> _PROBLEM REQUIREMENTS_
Repeat the listing below in full, exactly as it stands.

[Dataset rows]
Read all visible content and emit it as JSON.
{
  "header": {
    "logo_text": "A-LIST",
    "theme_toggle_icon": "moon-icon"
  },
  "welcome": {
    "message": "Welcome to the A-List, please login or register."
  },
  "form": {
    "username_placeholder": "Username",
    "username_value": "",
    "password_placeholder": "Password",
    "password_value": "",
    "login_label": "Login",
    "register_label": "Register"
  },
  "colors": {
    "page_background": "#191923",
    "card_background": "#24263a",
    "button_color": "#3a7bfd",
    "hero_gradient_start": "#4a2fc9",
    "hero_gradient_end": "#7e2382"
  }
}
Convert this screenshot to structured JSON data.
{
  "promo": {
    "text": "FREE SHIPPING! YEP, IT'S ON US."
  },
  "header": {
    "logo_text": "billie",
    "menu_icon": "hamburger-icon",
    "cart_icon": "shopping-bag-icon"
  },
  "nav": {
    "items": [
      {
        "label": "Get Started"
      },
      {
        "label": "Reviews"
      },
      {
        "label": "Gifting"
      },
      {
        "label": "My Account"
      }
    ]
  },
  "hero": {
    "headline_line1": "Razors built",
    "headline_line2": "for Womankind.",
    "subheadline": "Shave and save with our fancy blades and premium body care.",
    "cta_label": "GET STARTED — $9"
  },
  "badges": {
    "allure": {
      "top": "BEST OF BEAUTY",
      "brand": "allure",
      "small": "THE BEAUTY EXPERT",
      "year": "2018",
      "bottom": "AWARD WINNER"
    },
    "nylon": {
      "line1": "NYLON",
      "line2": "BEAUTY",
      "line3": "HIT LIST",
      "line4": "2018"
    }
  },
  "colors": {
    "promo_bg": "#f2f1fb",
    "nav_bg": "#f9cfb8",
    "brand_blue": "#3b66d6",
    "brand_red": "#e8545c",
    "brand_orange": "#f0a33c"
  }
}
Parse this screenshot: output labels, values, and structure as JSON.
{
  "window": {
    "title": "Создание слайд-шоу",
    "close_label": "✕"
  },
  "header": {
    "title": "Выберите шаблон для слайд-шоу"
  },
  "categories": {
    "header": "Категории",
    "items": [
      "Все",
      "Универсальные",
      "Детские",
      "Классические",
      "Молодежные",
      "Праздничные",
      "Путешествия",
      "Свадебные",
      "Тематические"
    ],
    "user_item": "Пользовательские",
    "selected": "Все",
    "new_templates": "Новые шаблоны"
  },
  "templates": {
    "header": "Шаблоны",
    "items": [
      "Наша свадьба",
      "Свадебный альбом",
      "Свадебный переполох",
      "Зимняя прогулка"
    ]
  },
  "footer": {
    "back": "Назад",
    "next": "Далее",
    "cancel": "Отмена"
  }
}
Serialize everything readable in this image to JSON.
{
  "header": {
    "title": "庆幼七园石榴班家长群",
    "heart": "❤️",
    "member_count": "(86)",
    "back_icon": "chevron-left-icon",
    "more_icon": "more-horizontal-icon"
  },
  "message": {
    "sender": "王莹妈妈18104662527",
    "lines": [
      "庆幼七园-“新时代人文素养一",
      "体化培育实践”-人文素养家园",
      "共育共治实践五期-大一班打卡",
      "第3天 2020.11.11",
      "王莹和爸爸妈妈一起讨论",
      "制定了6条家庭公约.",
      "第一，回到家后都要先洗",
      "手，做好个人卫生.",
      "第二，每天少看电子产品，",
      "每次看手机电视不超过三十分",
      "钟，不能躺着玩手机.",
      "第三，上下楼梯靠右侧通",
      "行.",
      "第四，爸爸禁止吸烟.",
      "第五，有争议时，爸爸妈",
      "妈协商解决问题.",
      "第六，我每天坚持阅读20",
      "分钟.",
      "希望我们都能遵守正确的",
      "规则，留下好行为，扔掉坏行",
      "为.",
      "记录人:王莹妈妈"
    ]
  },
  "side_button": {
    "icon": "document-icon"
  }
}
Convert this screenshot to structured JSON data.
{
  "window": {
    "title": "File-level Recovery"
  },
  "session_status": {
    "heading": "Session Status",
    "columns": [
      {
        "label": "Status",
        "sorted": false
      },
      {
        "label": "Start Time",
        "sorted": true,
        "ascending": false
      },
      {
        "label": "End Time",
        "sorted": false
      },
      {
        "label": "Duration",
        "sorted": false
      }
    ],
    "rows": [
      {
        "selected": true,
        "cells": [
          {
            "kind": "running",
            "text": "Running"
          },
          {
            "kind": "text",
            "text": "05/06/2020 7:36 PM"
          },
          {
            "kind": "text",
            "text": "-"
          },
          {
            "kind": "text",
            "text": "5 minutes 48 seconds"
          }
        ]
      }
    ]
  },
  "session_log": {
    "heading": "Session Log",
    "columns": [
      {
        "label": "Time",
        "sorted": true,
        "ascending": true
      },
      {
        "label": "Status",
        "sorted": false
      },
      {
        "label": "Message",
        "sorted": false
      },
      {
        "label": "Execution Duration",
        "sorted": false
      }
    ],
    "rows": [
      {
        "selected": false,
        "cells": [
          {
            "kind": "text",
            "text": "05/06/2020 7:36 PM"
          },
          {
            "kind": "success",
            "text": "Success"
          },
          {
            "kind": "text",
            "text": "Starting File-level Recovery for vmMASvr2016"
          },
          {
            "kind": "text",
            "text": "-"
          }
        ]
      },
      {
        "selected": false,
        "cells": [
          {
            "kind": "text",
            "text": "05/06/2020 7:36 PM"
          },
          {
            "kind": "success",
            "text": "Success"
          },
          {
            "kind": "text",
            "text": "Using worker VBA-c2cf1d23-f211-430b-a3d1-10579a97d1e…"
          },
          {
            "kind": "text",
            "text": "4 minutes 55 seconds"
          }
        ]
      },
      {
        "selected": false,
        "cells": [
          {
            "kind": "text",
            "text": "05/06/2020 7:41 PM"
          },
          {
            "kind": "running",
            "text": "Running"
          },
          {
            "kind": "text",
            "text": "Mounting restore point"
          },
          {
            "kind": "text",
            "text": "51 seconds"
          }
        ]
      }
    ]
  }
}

> _ANSWER TO THE TASK_
Read all visible content and emit it as JSON.
{
  "header": {
    "logo_text": "A-LIST",
    "theme_toggle_icon": "moon-icon"
  },
  "welcome": {
    "message": "Welcome to the A-List, please login or register."
  },
  "form": {
    "username_placeholder": "Username",
    "username_value": "",
    "password_placeholder": "Password",
    "password_value": "",
    "login_label": "Login",
    "register_label": "Register"
  },
  "colors": {
    "page_background": "#191923",
    "card_background": "#24263a",
    "button_color": "#3a7bfd",
    "hero_gradient_start": "#4a2fc9",
    "hero_gradient_end": "#7e2382"
  }
}
Convert this screenshot to structured JSON data.
{
  "promo": {
    "text": "FREE SHIPPING! YEP, IT'S ON US."
  },
  "header": {
    "logo_text": "billie",
    "menu_icon": "hamburger-icon",
    "cart_icon": "shopping-bag-icon"
  },
  "nav": {
    "items": [
      {
        "label": "Get Started"
      },
      {
        "label": "Reviews"
      },
      {
        "label": "Gifting"
      },
      {
        "label": "My Account"
      }
    ]
  },
  "hero": {
    "headline_line1": "Razors built",
    "headline_line2": "for Womankind.",
    "subheadline": "Shave and save with our fancy blades and premium body care.",
    "cta_label": "GET STARTED — $9"
  },
  "badges": {
    "allure": {
      "top": "BEST OF BEAUTY",
      "brand": "allure",
      "small": "THE BEAUTY EXPERT",
      "year": "2018",
      "bottom": "AWARD WINNER"
    },
    "nylon": {
      "line1": "NYLON",
      "line2": "BEAUTY",
      "line3": "HIT LIST",
      "line4": "2018"
    }
  },
  "colors": {
    "promo_bg": "#f2f1fb",
    "nav_bg": "#f9cfb8",
    "brand_blue": "#3b66d6",
    "brand_red": "#e8545c",
    "brand_orange": "#f0a33c"
  }
}
Parse this screenshot: output labels, values, and structure as JSON.
{
  "window": {
    "title": "Создание слайд-шоу",
    "close_label": "✕"
  },
  "header": {
    "title": "Выберите шаблон для слайд-шоу"
  },
  "categories": {
    "header": "Категории",
    "items": [
      "Все",
      "Универсальные",
      "Детские",
      "Классические",
      "Молодежные",
      "Праздничные",
      "Путешествия",
      "Свадебные",
      "Тематические"
    ],
    "user_item": "Пользовательские",
    "selected": "Все",
    "new_templates": "Новые шаблоны"
  },
  "templates": {
    "header": "Шаблоны",
    "items": [
      "Наша свадьба",
      "Свадебный альбом",
      "Свадебный переполох",
      "Зимняя прогулка"
    ]
  },
  "footer": {
    "back": "Назад",
    "next": "Далее",
    "cancel": "Отмена"
  }
}
Serialize everything readable in this image to JSON.
{
  "header": {
    "title": "庆幼七园石榴班家长群",
    "heart": "❤️",
    "member_count": "(86)",
    "back_icon": "chevron-left-icon",
    "more_icon": "more-horizontal-icon"
  },
  "message": {
    "sender": "王莹妈妈18104662527",
    "lines": [
      "庆幼七园-“新时代人文素养一",
      "体化培育实践”-人文素养家园",
      "共育共治实践五期-大一班打卡",
      "第3天 2020.11.11",
      "王莹和爸爸妈妈一起讨论",
      "制定了6条家庭公约.",
      "第一，回到家后都要先洗",
      "手，做好个人卫生.",
      "第二，每天少看电子产品，",
      "每次看手机电视不超过三十分",
      "钟，不能躺着玩手机.",
      "第三，上下楼梯靠右侧通",
      "行.",
      "第四，爸爸禁止吸烟.",
      "第五，有争议时，爸爸妈",
      "妈协商解决问题.",
      "第六，我每天坚持阅读20",
      "分钟.",
      "希望我们都能遵守正确的",
      "规则，留下好行为，扔掉坏行",
      "为.",
      "记录人:王莹妈妈"
    ]
  },
  "side_button": {
    "icon": "document-icon"
  }
}
Convert this screenshot to structured JSON data.
{
  "window": {
    "title": "File-level Recovery"
  },
  "session_status": {
    "heading": "Session Status",
    "columns": [
      {
        "label": "Status",
        "sorted": false
      },
      {
        "label": "Start Time",
        "sorted": true,
        "ascending": false
      },
      {
        "label": "End Time",
        "sorted": false
      },
      {
        "label": "Duration",
        "sorted": false
      }
    ],
    "rows": [
      {
        "selected": true,
        "cells": [
          {
            "kind": "running",
            "text": "Running"
          },
          {
            "kind": "text",
            "text": "05/06/2020 7:36 PM"
          },
          {
            "kind": "text",
            "text": "-"
          },
          {
            "kind": "text",
            "text": "5 minutes 48 seconds"
          }
        ]
      }
    ]
  },
  "session_log": {
    "heading": "Session Log",
    "columns": [
      {
        "label": "Time",
        "sorted": true,
        "ascending": true
      },
      {
        "label": "Status",
        "sorted": false
      },
      {
        "label": "Message",
        "sorted": false
      },
      {
        "label": "Execution Duration",
        "sorted": false
      }
    ],
    "rows": [
      {
        "selected": false,
        "cells": [
          {
            "kind": "text",
            "text": "05/06/2020 7:36 PM"
          },
          {
            "kind": "success",
            "text": "Success"
          },
          {
            "kind": "text",
            "text": "Starting File-level Recovery for vmMASvr2016"
          },
          {
            "kind": "text",
            "text": "-"
          }
        ]
      },
      {
        "selected": false,
        "cells": [
          {
            "kind": "text",
            "text": "05/06/2020 7:36 PM"
          },
          {
            "kind": "success",
            "text": "Success"
          },
          {
            "kind": "text",
            "text": "Using worker VBA-c2cf1d23-f211-430b-a3d1-10579a97d1e…"
          },
          {
            "kind": "text",
            "text": "4 minutes 55 seconds"
          }
        ]
      },
      {
        "selected": false,
        "cells": [
          {
            "kind": "text",
            "text": "05/06/2020 7:41 PM"
          },
          {
            "kind": "running",
            "text": "Running"
          },
          {
            "kind": "text",
            "text": "Mounting restore point"
          },
          {
            "kind": "text",
            "text": "51 seconds"
          }
        ]
      }
    ]
  }
}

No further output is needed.